* _WHAT IS REQUIRED_:
Examine the entries and show every line in which the word "Barbara" is found.

* _TASK INPUTS_:

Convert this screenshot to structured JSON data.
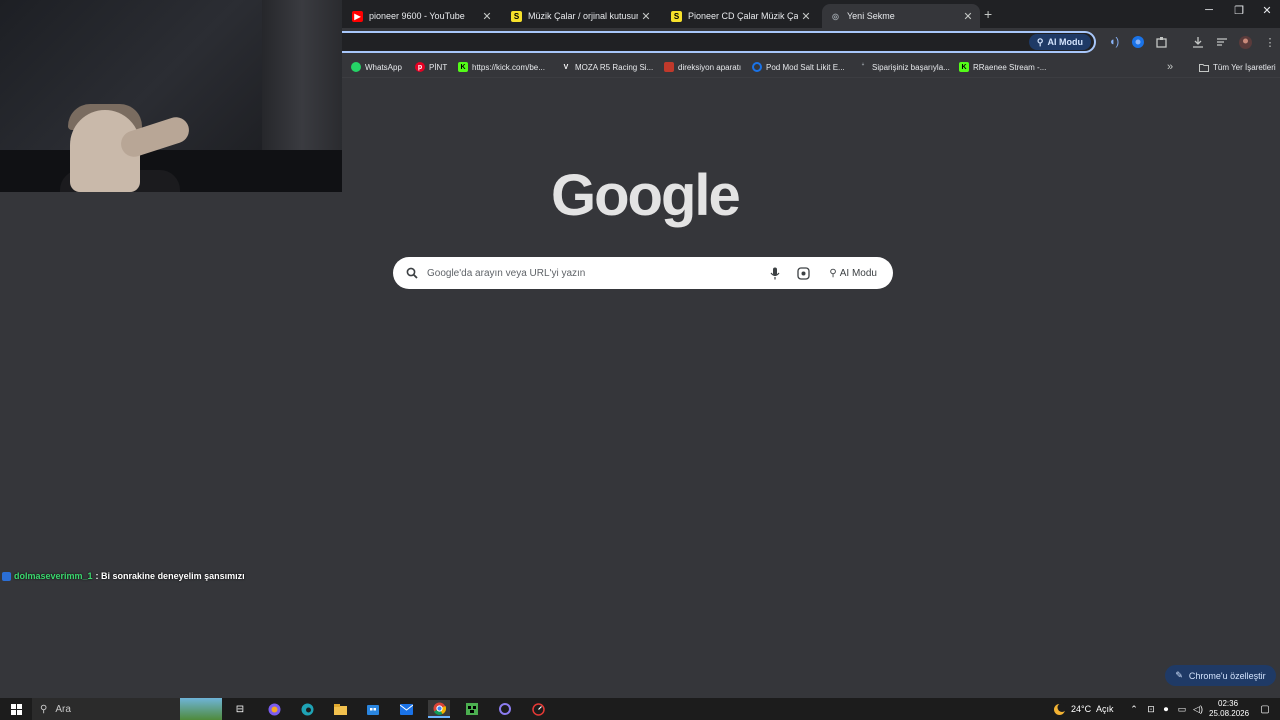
{
  "tabs": [
    {
      "label": "pioneer 9600 - YouTube",
      "favicon": "youtube-icon",
      "color": "#ff0000",
      "glyph": "▶"
    },
    {
      "label": "Müzik Çalar / orjinal kutusunda",
      "favicon": "s-site-icon",
      "color": "#f7e12b",
      "glyph": "S"
    },
    {
      "label": "Pioneer CD Çalar Müzik Çalar O",
      "favicon": "s-site-icon",
      "color": "#f7e12b",
      "glyph": "S"
    },
    {
      "label": "Yeni Sekme",
      "favicon": "chrome-newtab-icon",
      "color": "#9aa0a6",
      "glyph": "◎"
    }
  ],
  "tab_close": "✕",
  "new_tab": "+",
  "window_controls": {
    "minimize": "─",
    "restore": "❐",
    "close": "✕"
  },
  "omnibox": {
    "ai_mode_label": "AI Modu"
  },
  "bookmarks": [
    {
      "label": "WhatsApp",
      "icon": "whatsapp-icon",
      "color": "#25d366"
    },
    {
      "label": "PİNT",
      "icon": "pinterest-icon",
      "color": "#e60023"
    },
    {
      "label": "https://kick.com/be...",
      "icon": "kick-icon",
      "color": "#53fc18"
    },
    {
      "label": "MOZA R5 Racing Si...",
      "icon": "moza-icon",
      "color": "#ffffff"
    },
    {
      "label": "direksiyon aparatı",
      "icon": "shop-icon",
      "color": "#c0392b"
    },
    {
      "label": "Pod Mod Salt Likit E...",
      "icon": "refresh-site-icon",
      "color": "#1a73e8"
    },
    {
      "label": "Siparişiniz başarıyla...",
      "icon": "order-icon",
      "color": "#9aa0a6"
    },
    {
      "label": "RRaenee Stream -...",
      "icon": "kick-icon",
      "color": "#53fc18"
    }
  ],
  "bookmarks_more": "»",
  "all_bookmarks": "Tüm Yer İşaretleri",
  "google_logo": "Google",
  "search": {
    "placeholder": "Google'da arayın veya URL'yi yazın",
    "ai_mode_label": "AI Modu"
  },
  "chat": {
    "user": "dolmaseverimm_1",
    "message": ": Bi sonrakine deneyelim şansımızı"
  },
  "customize_label": "Chrome'u özelleştir",
  "taskbar": {
    "search_label": "Ara",
    "weather": "24°C",
    "weather_desc": "Açık",
    "time": "02:36",
    "date": "25.08.2026"
  }
}
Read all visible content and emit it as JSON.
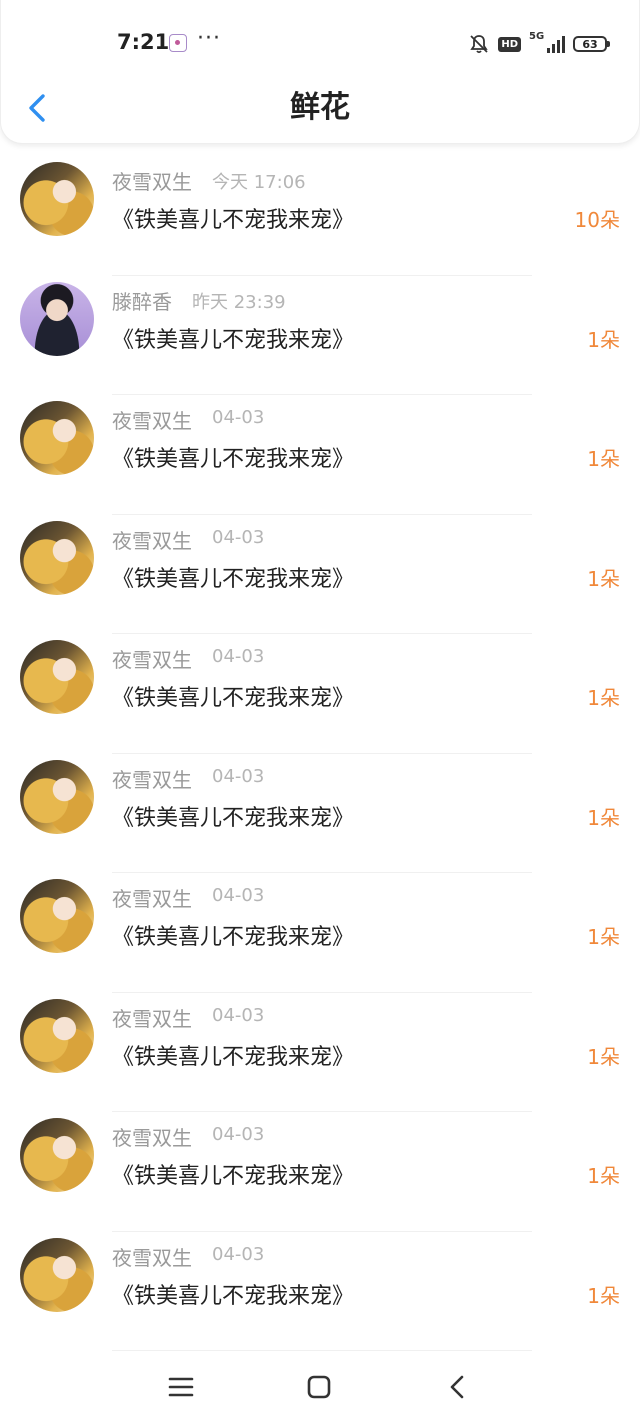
{
  "status_bar": {
    "time": "7:21",
    "dots": "···",
    "hd": "HD",
    "network": "5G",
    "battery": "63"
  },
  "header": {
    "title": "鲜花"
  },
  "rows": [
    {
      "name": "夜雪双生",
      "time": "今天 17:06",
      "title": "《铁美喜儿不宠我来宠》",
      "count": "10朵",
      "avatar": "girl"
    },
    {
      "name": "滕醉香",
      "time": "昨天 23:39",
      "title": "《铁美喜儿不宠我来宠》",
      "count": "1朵",
      "avatar": "boy"
    },
    {
      "name": "夜雪双生",
      "time": "04-03",
      "title": "《铁美喜儿不宠我来宠》",
      "count": "1朵",
      "avatar": "girl"
    },
    {
      "name": "夜雪双生",
      "time": "04-03",
      "title": "《铁美喜儿不宠我来宠》",
      "count": "1朵",
      "avatar": "girl"
    },
    {
      "name": "夜雪双生",
      "time": "04-03",
      "title": "《铁美喜儿不宠我来宠》",
      "count": "1朵",
      "avatar": "girl"
    },
    {
      "name": "夜雪双生",
      "time": "04-03",
      "title": "《铁美喜儿不宠我来宠》",
      "count": "1朵",
      "avatar": "girl"
    },
    {
      "name": "夜雪双生",
      "time": "04-03",
      "title": "《铁美喜儿不宠我来宠》",
      "count": "1朵",
      "avatar": "girl"
    },
    {
      "name": "夜雪双生",
      "time": "04-03",
      "title": "《铁美喜儿不宠我来宠》",
      "count": "1朵",
      "avatar": "girl"
    },
    {
      "name": "夜雪双生",
      "time": "04-03",
      "title": "《铁美喜儿不宠我来宠》",
      "count": "1朵",
      "avatar": "girl"
    },
    {
      "name": "夜雪双生",
      "time": "04-03",
      "title": "《铁美喜儿不宠我来宠》",
      "count": "1朵",
      "avatar": "girl"
    }
  ],
  "colors": {
    "accent_blue": "#2f8ff0",
    "count_orange": "#f0883a"
  }
}
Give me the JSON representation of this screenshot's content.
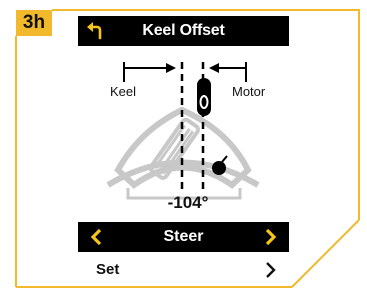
{
  "step": {
    "badge": "3h"
  },
  "header": {
    "title": "Keel Offset",
    "back_icon": "back-arrow-icon"
  },
  "diagram": {
    "left_label": "Keel",
    "right_label": "Motor",
    "angle_readout": "-104°"
  },
  "mode_selector": {
    "label": "Steer",
    "left_icon": "chevron-left-icon",
    "right_icon": "chevron-right-icon"
  },
  "set_row": {
    "label": "Set",
    "icon": "chevron-right-icon"
  },
  "colors": {
    "accent": "#f3b92c",
    "bar_background": "#000000",
    "arrow_yellow": "#f5c518",
    "diagram_gray": "#c8c8c8"
  }
}
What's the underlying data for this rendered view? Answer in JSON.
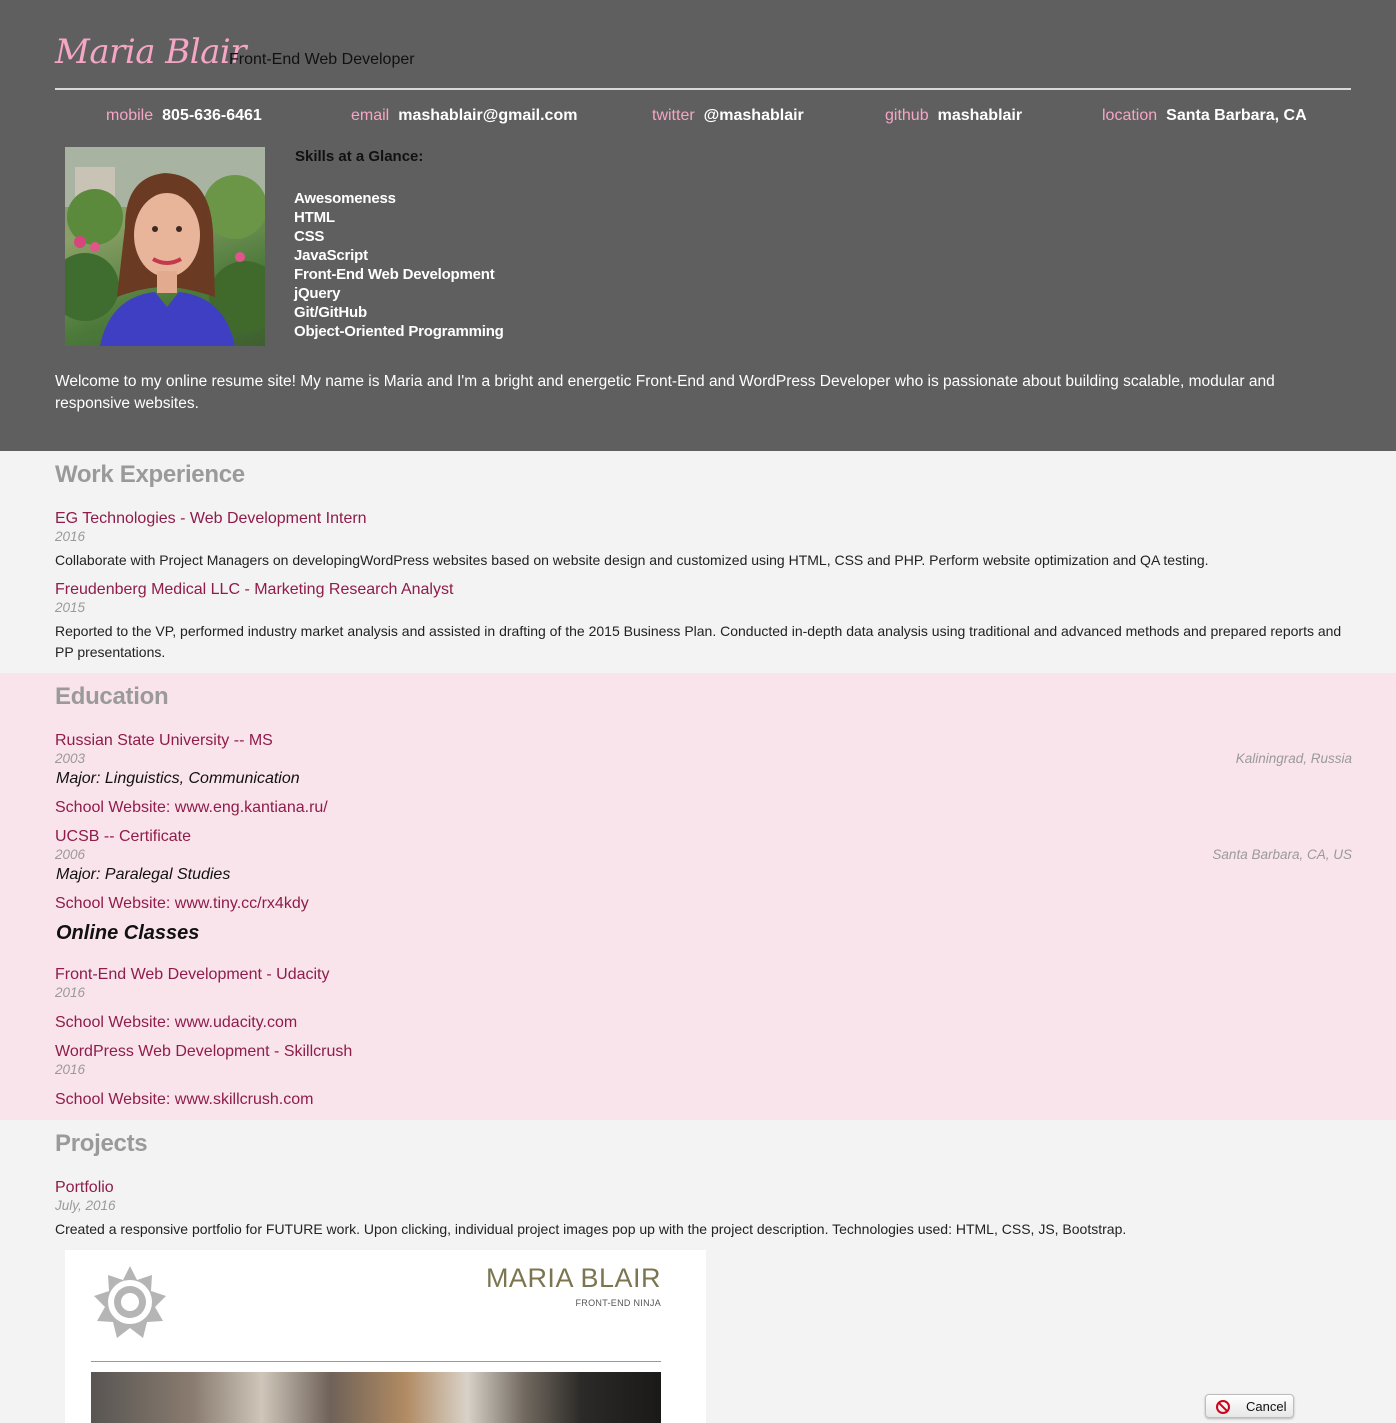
{
  "header": {
    "name": "Maria Blair",
    "role": "Front-End Web Developer",
    "contacts": [
      {
        "key": "mobile",
        "value": "805-636-6461"
      },
      {
        "key": "email",
        "value": "mashablair@gmail.com"
      },
      {
        "key": "twitter",
        "value": "@mashablair"
      },
      {
        "key": "github",
        "value": "mashablair"
      },
      {
        "key": "location",
        "value": "Santa Barbara, CA"
      }
    ],
    "skills_title": "Skills at a Glance:",
    "skills": [
      "Awesomeness",
      "HTML",
      "CSS",
      "JavaScript",
      "Front-End Web Development",
      "jQuery",
      "Git/GitHub",
      "Object-Oriented Programming"
    ],
    "welcome": " Welcome to my online resume site! My name is Maria and I'm a bright and energetic Front-End and WordPress Developer who is passionate about building scalable, modular and responsive websites."
  },
  "work": {
    "title": "Work Experience",
    "jobs": [
      {
        "title": "EG Technologies - Web Development Intern",
        "date": "2016",
        "description": "Collaborate with Project Managers on developingWordPress websites based on website design and customized using HTML, CSS and PHP. Perform website optimization and QA testing."
      },
      {
        "title": "Freudenberg Medical LLC - Marketing Research Analyst",
        "date": "2015",
        "description": "Reported to the VP, performed industry market analysis and assisted in drafting of the 2015 Business Plan. Conducted in-depth data analysis using traditional and advanced methods and prepared reports and PP presentations."
      }
    ]
  },
  "education": {
    "title": "Education",
    "schools": [
      {
        "title": "Russian State University -- MS",
        "date": "2003",
        "location": "Kaliningrad, Russia",
        "major": "Major: Linguistics, Communication",
        "website": "School Website: www.eng.kantiana.ru/"
      },
      {
        "title": "UCSB -- Certificate",
        "date": "2006",
        "location": "Santa Barbara, CA, US",
        "major": "Major: Paralegal Studies",
        "website": "School Website: www.tiny.cc/rx4kdy"
      }
    ],
    "online_title": "Online Classes",
    "online": [
      {
        "title": "Front-End Web Development - Udacity",
        "date": "2016",
        "website": "School Website: www.udacity.com"
      },
      {
        "title": "WordPress Web Development - Skillcrush",
        "date": "2016",
        "website": "School Website: www.skillcrush.com"
      }
    ]
  },
  "projects": {
    "title": "Projects",
    "items": [
      {
        "title": "Portfolio",
        "date": "July, 2016",
        "description": "Created a responsive portfolio for FUTURE work. Upon clicking, individual project images pop up with the project description. Technologies used: HTML, CSS, JS, Bootstrap.",
        "image_brand": "MARIA BLAIR",
        "image_sub": "FRONT-END NINJA"
      }
    ]
  },
  "dialog": {
    "cancel_label": "Cancel"
  },
  "colors": {
    "header_bg": "#5f5f5f",
    "accent_pink": "#f5a6c4",
    "link": "#8f1c4a",
    "education_bg": "#fae4ec",
    "section_title": "#9a9a9a"
  }
}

* _SOLUTION TO THIS TASK_:
        "value": "Santa Barbara, CA"
        "location": "Santa Barbara, CA, US",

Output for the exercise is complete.